WHAT YOU ARE ASKED TO DO:
Repeat every line of the material, character for character.

DATA FOR THIS TASK:
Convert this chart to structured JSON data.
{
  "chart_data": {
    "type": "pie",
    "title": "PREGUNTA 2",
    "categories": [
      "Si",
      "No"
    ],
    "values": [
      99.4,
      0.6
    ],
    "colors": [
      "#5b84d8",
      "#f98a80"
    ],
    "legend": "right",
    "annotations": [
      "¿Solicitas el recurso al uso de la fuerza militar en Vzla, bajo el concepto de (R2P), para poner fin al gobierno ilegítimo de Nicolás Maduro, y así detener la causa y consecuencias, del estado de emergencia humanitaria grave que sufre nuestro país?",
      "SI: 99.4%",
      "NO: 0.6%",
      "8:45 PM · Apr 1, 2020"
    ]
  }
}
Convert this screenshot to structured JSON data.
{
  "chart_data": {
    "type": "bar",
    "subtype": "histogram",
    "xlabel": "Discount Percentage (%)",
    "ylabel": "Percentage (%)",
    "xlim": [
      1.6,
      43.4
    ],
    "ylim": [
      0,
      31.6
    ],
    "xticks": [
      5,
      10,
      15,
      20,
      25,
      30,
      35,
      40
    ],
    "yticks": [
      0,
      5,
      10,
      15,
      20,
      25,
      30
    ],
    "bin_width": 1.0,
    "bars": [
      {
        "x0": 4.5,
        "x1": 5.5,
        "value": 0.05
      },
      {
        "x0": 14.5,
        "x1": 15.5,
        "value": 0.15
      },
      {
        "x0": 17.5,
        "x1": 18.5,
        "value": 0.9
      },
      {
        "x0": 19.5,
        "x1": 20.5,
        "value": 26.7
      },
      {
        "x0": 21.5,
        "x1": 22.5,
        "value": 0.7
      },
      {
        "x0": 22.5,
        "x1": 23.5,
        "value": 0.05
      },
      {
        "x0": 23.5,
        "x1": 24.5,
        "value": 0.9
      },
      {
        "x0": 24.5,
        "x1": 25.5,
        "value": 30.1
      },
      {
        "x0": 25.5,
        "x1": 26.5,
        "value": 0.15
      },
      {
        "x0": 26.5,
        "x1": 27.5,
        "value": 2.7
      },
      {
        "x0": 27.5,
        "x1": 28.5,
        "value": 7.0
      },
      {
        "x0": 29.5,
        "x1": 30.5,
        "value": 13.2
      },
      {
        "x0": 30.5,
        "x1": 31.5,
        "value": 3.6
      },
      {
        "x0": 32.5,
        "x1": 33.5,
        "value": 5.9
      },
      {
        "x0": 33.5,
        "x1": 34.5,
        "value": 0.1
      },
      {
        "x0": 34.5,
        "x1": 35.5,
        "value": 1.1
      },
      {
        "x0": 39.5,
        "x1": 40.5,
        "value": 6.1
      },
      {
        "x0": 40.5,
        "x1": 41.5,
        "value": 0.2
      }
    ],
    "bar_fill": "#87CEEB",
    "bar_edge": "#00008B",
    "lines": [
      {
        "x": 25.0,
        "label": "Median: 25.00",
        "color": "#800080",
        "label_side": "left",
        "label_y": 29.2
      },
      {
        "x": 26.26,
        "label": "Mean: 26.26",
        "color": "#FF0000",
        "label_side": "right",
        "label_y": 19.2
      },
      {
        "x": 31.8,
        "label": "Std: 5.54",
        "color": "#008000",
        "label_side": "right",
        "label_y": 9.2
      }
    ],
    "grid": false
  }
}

ANSWER TO THE EXERCISE:
Convert this chart to structured JSON data.
{
  "chart_data": {
    "type": "pie",
    "title": "PREGUNTA 2",
    "categories": [
      "Si",
      "No"
    ],
    "values": [
      99.4,
      0.6
    ],
    "colors": [
      "#5b84d8",
      "#f98a80"
    ],
    "legend": "right",
    "annotations": [
      "¿Solicitas el recurso al uso de la fuerza militar en Vzla, bajo el concepto de (R2P), para poner fin al gobierno ilegítimo de Nicolás Maduro, y así detener la causa y consecuencias, del estado de emergencia humanitaria grave que sufre nuestro país?",
      "SI: 99.4%",
      "NO: 0.6%",
      "8:45 PM · Apr 1, 2020"
    ]
  }
}
Convert this screenshot to structured JSON data.
{
  "chart_data": {
    "type": "bar",
    "subtype": "histogram",
    "xlabel": "Discount Percentage (%)",
    "ylabel": "Percentage (%)",
    "xlim": [
      1.6,
      43.4
    ],
    "ylim": [
      0,
      31.6
    ],
    "xticks": [
      5,
      10,
      15,
      20,
      25,
      30,
      35,
      40
    ],
    "yticks": [
      0,
      5,
      10,
      15,
      20,
      25,
      30
    ],
    "bin_width": 1.0,
    "bars": [
      {
        "x0": 4.5,
        "x1": 5.5,
        "value": 0.05
      },
      {
        "x0": 14.5,
        "x1": 15.5,
        "value": 0.15
      },
      {
        "x0": 17.5,
        "x1": 18.5,
        "value": 0.9
      },
      {
        "x0": 19.5,
        "x1": 20.5,
        "value": 26.7
      },
      {
        "x0": 21.5,
        "x1": 22.5,
        "value": 0.7
      },
      {
        "x0": 22.5,
        "x1": 23.5,
        "value": 0.05
      },
      {
        "x0": 23.5,
        "x1": 24.5,
        "value": 0.9
      },
      {
        "x0": 24.5,
        "x1": 25.5,
        "value": 30.1
      },
      {
        "x0": 25.5,
        "x1": 26.5,
        "value": 0.15
      },
      {
        "x0": 26.5,
        "x1": 27.5,
        "value": 2.7
      },
      {
        "x0": 27.5,
        "x1": 28.5,
        "value": 7.0
      },
      {
        "x0": 29.5,
        "x1": 30.5,
        "value": 13.2
      },
      {
        "x0": 30.5,
        "x1": 31.5,
        "value": 3.6
      },
      {
        "x0": 32.5,
        "x1": 33.5,
        "value": 5.9
      },
      {
        "x0": 33.5,
        "x1": 34.5,
        "value": 0.1
      },
      {
        "x0": 34.5,
        "x1": 35.5,
        "value": 1.1
      },
      {
        "x0": 39.5,
        "x1": 40.5,
        "value": 6.1
      },
      {
        "x0": 40.5,
        "x1": 41.5,
        "value": 0.2
      }
    ],
    "bar_fill": "#87CEEB",
    "bar_edge": "#00008B",
    "lines": [
      {
        "x": 25.0,
        "label": "Median: 25.00",
        "color": "#800080",
        "label_side": "left",
        "label_y": 29.2
      },
      {
        "x": 26.26,
        "label": "Mean: 26.26",
        "color": "#FF0000",
        "label_side": "right",
        "label_y": 19.2
      },
      {
        "x": 31.8,
        "label": "Std: 5.54",
        "color": "#008000",
        "label_side": "right",
        "label_y": 9.2
      }
    ],
    "grid": false
  }
}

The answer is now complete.